*** TASK DATA

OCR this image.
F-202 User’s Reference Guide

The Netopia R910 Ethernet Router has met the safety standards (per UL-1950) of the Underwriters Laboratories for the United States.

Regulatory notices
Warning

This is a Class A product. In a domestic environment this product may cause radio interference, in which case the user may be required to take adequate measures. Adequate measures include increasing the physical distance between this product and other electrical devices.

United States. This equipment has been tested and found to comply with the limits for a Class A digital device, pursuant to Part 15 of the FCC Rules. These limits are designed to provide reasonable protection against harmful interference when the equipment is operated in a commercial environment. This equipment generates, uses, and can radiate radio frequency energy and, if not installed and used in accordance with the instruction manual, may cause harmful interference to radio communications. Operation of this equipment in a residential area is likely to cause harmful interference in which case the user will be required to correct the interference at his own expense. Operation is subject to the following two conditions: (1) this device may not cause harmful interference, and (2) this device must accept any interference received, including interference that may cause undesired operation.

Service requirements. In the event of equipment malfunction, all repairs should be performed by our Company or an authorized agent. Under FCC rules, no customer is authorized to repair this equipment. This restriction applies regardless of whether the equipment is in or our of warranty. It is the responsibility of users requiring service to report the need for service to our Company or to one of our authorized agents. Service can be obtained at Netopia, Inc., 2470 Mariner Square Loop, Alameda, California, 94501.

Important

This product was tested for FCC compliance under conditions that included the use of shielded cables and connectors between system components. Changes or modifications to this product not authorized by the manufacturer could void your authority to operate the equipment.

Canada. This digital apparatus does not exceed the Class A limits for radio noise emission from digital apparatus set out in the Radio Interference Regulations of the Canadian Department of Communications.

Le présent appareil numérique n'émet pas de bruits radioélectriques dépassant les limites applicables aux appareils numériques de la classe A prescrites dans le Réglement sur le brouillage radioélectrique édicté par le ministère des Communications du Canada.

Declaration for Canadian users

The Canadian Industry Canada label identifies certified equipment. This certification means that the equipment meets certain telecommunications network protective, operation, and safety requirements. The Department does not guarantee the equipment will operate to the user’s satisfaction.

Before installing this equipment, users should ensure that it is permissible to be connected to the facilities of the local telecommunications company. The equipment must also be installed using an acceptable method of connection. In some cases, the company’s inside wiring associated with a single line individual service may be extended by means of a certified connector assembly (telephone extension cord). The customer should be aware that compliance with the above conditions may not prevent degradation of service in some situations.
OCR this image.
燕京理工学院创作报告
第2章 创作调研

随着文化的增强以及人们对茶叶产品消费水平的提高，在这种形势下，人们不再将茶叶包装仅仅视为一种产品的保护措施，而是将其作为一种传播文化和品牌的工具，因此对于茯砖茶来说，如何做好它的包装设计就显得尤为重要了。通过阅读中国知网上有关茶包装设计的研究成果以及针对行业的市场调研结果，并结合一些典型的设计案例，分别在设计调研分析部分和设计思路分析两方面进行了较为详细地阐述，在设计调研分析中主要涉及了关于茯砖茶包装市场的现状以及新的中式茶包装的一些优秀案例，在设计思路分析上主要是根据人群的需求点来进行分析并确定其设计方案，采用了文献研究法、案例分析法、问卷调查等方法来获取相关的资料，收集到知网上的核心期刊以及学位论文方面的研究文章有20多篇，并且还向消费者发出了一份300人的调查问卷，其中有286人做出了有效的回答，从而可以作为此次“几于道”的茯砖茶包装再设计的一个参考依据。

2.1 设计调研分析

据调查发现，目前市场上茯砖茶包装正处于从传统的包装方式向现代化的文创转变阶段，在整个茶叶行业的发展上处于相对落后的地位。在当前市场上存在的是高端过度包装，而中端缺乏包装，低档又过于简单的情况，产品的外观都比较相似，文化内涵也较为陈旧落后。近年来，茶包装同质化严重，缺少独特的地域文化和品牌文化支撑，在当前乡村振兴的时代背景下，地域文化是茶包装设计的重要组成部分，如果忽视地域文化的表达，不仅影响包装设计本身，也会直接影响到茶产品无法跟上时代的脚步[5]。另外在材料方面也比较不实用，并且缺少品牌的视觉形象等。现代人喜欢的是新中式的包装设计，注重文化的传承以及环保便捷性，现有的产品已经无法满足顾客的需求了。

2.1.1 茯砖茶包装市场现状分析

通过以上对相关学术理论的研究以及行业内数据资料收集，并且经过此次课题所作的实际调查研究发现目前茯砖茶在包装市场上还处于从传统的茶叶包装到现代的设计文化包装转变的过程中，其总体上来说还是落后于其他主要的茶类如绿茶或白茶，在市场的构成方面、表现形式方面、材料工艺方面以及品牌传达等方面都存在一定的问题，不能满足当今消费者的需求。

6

******

→ WHAT THE TASK REQUIRES
Return every line from the records above that holds the word "Netopia".

→ EXERCISE RESPONSE
The Netopia R910 Ethernet Router has met the safety standards (per UL-1950) of the Underwriters Laboratories for the United States.
Service requirements. In the event of equipment malfunction, all repairs should be performed by our Company or an authorized agent. Under FCC rules, no customer is authorized to repair this equipment. This restriction applies regardless of whether the equipment is in or our of warranty. It is the responsibility of users requiring service to report the need for service to our Company or to one of our authorized agents. Service can be obtained at Netopia, Inc., 2470 Mariner Square Loop, Alameda, California, 94501.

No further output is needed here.